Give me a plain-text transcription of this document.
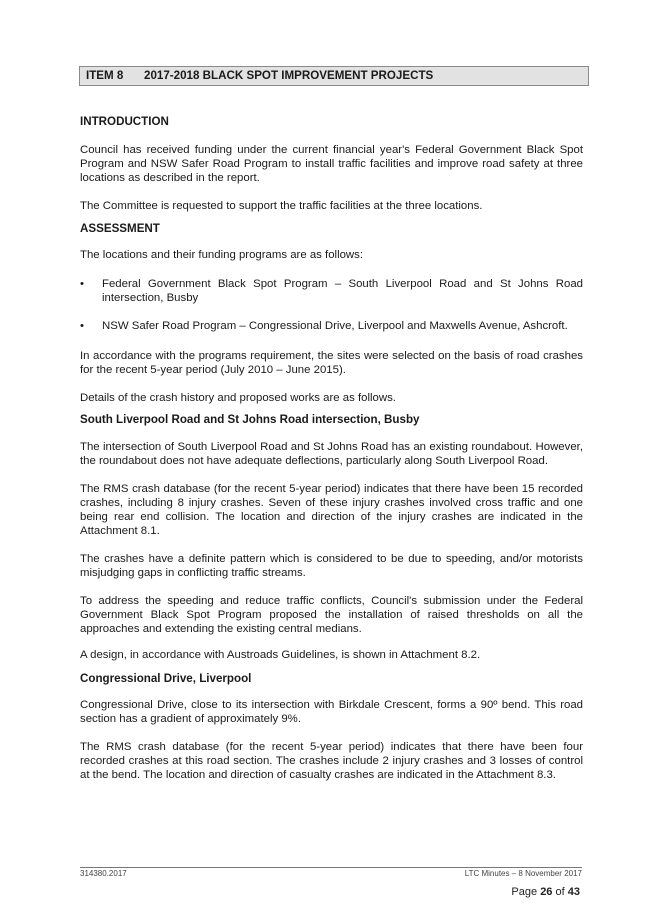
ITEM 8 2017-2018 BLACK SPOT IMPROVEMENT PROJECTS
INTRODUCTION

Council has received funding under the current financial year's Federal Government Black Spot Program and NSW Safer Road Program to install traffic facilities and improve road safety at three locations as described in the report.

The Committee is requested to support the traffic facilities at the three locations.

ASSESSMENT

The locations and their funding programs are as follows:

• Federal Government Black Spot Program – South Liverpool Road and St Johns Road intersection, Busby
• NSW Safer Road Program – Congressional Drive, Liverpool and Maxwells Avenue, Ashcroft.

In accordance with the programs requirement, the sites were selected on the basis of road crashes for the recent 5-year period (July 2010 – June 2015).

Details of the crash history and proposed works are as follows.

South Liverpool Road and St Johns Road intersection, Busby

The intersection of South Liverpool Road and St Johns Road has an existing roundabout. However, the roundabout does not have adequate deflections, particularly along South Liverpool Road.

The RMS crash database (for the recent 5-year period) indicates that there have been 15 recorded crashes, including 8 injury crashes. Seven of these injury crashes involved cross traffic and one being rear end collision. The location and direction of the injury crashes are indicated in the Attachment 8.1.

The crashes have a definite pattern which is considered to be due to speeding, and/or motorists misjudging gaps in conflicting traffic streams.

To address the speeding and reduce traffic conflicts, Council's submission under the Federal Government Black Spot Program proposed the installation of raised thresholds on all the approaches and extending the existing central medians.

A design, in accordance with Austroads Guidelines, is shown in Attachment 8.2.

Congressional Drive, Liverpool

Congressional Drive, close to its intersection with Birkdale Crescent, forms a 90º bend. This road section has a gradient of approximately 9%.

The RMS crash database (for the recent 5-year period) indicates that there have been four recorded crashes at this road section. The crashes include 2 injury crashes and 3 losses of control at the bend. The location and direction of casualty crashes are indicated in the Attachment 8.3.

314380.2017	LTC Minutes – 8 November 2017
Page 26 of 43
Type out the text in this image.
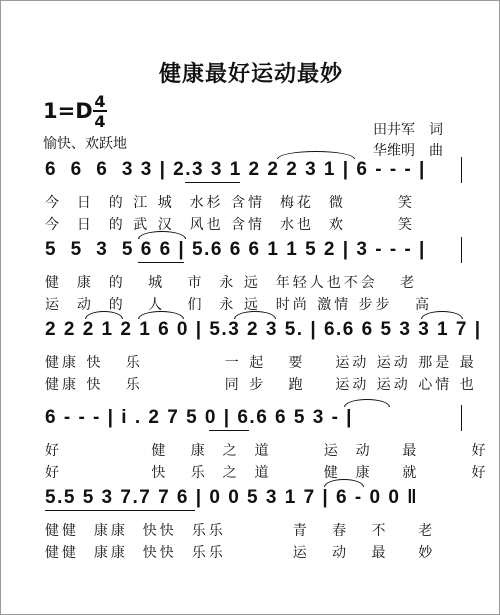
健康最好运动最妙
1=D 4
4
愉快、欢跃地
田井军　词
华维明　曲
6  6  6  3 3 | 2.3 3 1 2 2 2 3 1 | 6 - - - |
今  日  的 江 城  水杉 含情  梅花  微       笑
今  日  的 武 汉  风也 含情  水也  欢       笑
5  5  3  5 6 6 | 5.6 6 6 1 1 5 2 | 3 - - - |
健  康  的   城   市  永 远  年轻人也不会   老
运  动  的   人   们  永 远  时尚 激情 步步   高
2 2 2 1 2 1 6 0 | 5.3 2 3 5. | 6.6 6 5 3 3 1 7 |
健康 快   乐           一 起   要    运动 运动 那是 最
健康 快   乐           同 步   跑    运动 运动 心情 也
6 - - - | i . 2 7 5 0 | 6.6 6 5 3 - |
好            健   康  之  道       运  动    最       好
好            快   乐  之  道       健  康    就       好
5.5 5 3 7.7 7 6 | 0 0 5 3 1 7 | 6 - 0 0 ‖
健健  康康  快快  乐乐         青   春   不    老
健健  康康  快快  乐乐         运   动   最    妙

**YOUR OBJECTIVE**
Pull out all lines from the listing that contain the string "Safer".

**SOLUTION TO THIS EXERCISE**
Council has received funding under the current financial year's Federal Government Black Spot Program and NSW Safer Road Program to install traffic facilities and improve road safety at three locations as described in the report.
• NSW Safer Road Program – Congressional Drive, Liverpool and Maxwells Avenue, Ashcroft.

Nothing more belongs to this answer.